Collection entries
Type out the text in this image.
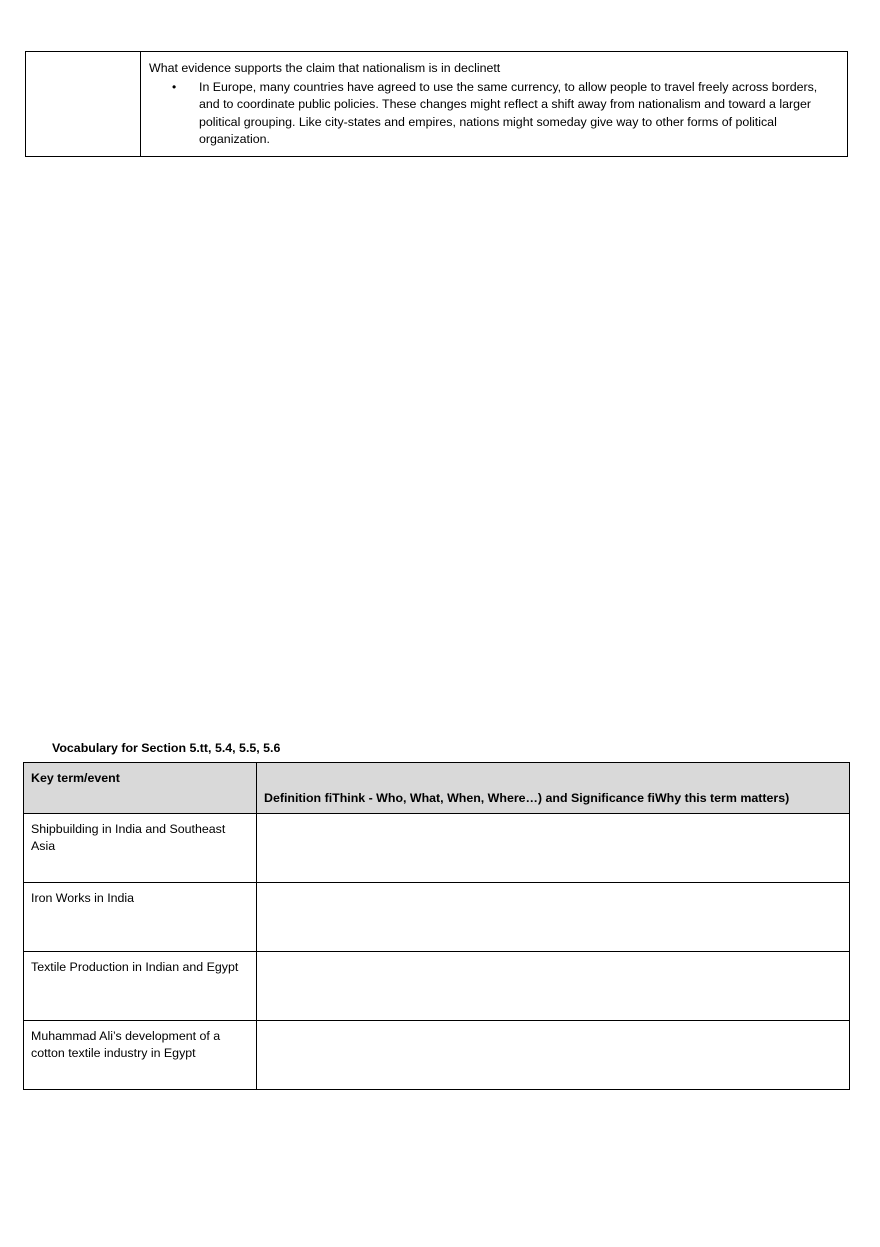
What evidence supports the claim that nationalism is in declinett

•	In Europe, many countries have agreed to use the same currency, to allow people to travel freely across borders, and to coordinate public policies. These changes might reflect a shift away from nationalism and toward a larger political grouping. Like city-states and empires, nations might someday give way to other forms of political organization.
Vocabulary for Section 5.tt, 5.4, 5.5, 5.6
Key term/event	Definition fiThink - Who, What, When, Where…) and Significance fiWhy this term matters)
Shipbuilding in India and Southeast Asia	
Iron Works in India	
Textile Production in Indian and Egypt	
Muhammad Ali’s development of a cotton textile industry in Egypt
* * *
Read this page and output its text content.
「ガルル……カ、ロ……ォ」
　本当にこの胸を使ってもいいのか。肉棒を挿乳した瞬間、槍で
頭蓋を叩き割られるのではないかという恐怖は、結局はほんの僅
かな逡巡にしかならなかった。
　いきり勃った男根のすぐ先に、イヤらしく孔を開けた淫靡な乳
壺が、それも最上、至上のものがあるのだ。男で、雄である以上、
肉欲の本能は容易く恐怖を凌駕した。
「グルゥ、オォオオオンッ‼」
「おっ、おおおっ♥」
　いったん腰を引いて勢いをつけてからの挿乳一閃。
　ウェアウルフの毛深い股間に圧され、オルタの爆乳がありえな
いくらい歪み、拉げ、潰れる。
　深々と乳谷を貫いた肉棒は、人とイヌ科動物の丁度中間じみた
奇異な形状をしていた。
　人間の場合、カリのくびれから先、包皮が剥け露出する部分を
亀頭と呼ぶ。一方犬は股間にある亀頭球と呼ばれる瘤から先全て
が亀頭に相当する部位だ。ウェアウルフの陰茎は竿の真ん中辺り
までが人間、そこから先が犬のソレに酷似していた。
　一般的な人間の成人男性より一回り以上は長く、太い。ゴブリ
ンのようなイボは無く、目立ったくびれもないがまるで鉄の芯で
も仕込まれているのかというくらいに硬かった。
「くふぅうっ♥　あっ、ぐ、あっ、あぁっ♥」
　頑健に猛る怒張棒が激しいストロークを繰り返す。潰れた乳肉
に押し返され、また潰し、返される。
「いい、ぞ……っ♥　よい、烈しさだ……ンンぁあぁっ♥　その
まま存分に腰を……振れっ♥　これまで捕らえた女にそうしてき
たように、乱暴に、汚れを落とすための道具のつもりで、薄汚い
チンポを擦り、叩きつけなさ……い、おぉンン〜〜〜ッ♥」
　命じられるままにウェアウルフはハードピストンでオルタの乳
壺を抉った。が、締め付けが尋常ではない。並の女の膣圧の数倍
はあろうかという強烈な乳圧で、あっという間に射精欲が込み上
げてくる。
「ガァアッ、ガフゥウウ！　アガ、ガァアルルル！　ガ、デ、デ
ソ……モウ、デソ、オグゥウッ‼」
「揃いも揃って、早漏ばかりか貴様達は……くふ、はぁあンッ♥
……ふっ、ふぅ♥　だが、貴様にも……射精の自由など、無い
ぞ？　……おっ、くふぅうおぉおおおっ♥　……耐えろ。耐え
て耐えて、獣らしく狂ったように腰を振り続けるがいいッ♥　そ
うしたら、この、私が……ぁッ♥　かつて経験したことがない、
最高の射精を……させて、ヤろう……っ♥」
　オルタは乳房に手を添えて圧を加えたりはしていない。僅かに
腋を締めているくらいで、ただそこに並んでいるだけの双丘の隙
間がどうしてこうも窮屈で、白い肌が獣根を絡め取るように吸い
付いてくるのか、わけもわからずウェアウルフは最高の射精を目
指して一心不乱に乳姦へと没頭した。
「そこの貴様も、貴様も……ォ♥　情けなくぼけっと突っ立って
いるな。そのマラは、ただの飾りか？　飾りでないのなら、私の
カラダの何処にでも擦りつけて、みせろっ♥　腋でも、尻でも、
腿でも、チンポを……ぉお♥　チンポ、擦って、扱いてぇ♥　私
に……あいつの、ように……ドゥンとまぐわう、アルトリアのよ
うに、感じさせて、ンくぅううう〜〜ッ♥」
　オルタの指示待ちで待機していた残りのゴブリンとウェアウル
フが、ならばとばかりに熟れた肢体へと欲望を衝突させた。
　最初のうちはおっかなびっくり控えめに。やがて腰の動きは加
==
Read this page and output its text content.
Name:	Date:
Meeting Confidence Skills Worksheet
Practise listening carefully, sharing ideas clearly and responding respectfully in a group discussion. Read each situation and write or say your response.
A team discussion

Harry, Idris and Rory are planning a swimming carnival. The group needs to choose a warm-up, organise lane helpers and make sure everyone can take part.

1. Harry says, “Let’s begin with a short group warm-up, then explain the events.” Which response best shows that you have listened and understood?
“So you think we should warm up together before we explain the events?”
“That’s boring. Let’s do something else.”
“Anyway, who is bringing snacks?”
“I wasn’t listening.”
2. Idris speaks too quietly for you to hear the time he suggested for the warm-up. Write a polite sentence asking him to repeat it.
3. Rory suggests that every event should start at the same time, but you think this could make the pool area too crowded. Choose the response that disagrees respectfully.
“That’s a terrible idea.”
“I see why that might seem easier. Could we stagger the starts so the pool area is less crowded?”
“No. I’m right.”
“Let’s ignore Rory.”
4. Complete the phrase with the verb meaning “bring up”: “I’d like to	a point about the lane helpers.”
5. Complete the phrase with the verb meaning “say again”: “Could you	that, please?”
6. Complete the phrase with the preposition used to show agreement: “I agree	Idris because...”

TASK STATEMENT » Return every line containing "Egypt".

COMPLETE ANSWER »
Textile Production in Indian and Egypt	
Muhammad Ali’s development of a cotton textile industry in Egypt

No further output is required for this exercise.